■ TO BE DONE ■
Reproduce all lines of the listing below in which the word "gedrag" occurs.

■ Dataset items ■
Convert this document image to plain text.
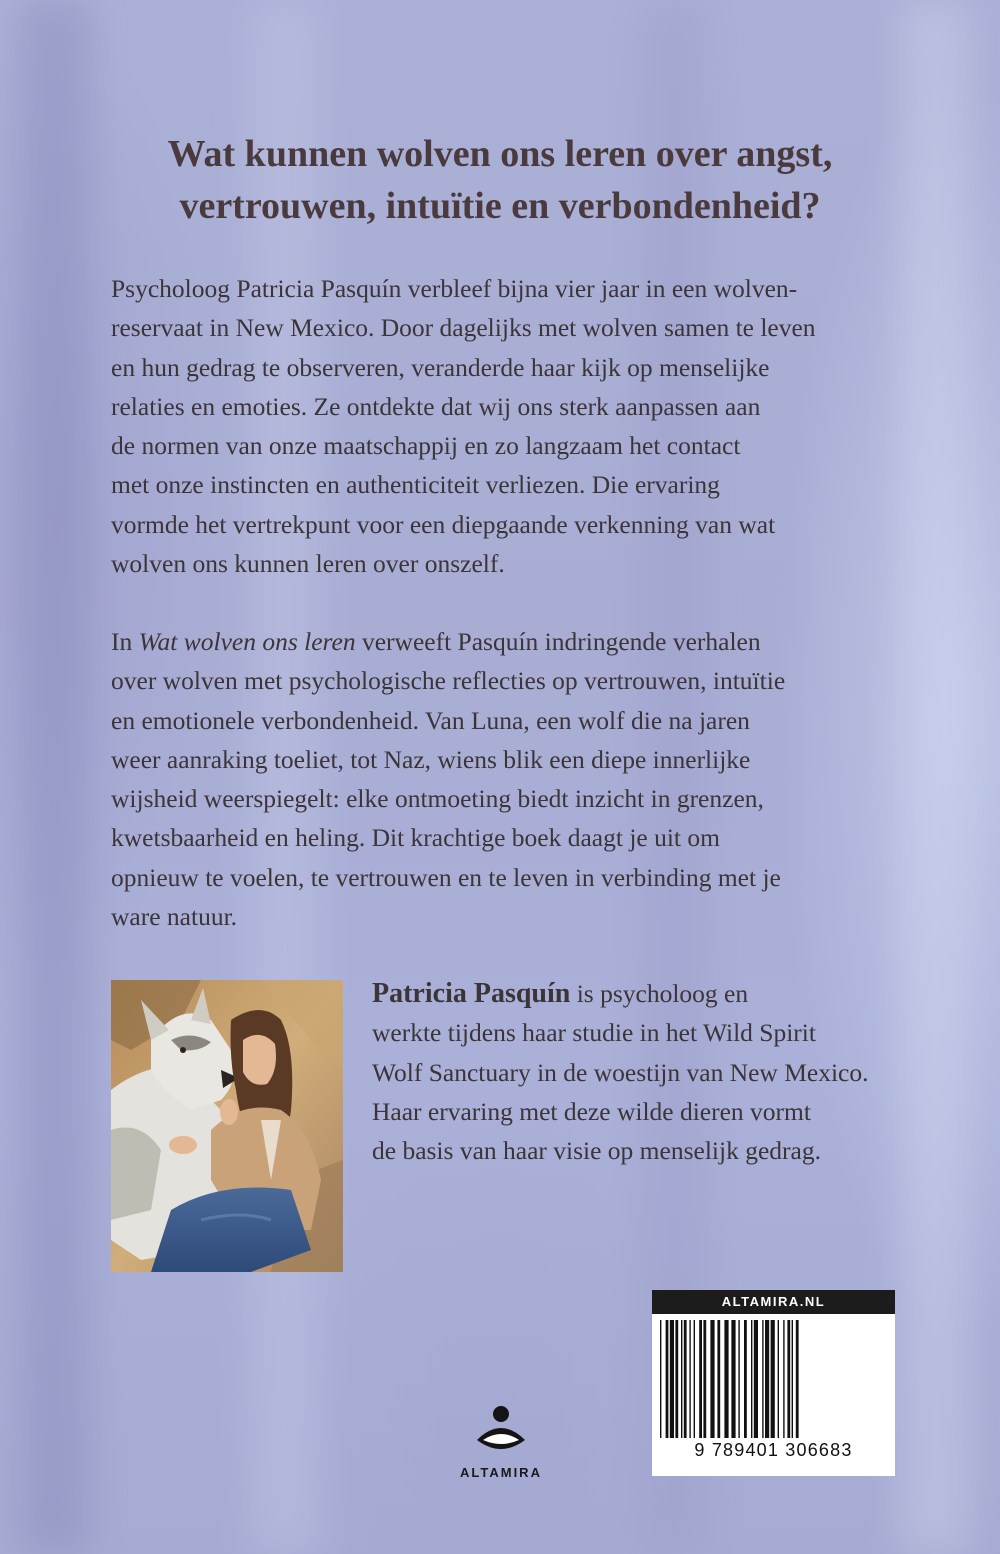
Wat kunnen wolven ons leren over angst,
vertrouwen, intuïtie en verbondenheid?

Psycholoog Patricia Pasquín verbleef bijna vier jaar in een wolven-
reservaat in New Mexico. Door dagelijks met wolven samen te leven
en hun gedrag te observeren, veranderde haar kijk op menselijke
relaties en emoties. Ze ontdekte dat wij ons sterk aanpassen aan
de normen van onze maatschappij en zo langzaam het contact
met onze instincten en authenticiteit verliezen. Die ervaring
vormde het vertrekpunt voor een diepgaande verkenning van wat
wolven ons kunnen leren over onszelf.

In Wat wolven ons leren verweeft Pasquín indringende verhalen
over wolven met psychologische reflecties op vertrouwen, intuïtie
en emotionele verbondenheid. Van Luna, een wolf die na jaren
weer aanraking toeliet, tot Naz, wiens blik een diepe innerlijke
wijsheid weerspiegelt: elke ontmoeting biedt inzicht in grenzen,
kwetsbaarheid en heling. Dit krachtige boek daagt je uit om
opnieuw te voelen, te vertrouwen en te leven in verbinding met je
ware natuur.

Patricia Pasquín is psycholoog en
werkte tijdens haar studie in het Wild Spirit
Wolf Sanctuary in de woestijn van New Mexico.
Haar ervaring met deze wilde dieren vormt
de basis van haar visie op menselijk gedrag.

ALTAMIRA
ALTAMIRA.NL
9 789401 306683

■ EXERCISE OUTPUT ■
en hun gedrag te observeren, veranderde haar kijk op menselijke
de basis van haar visie op menselijk gedrag.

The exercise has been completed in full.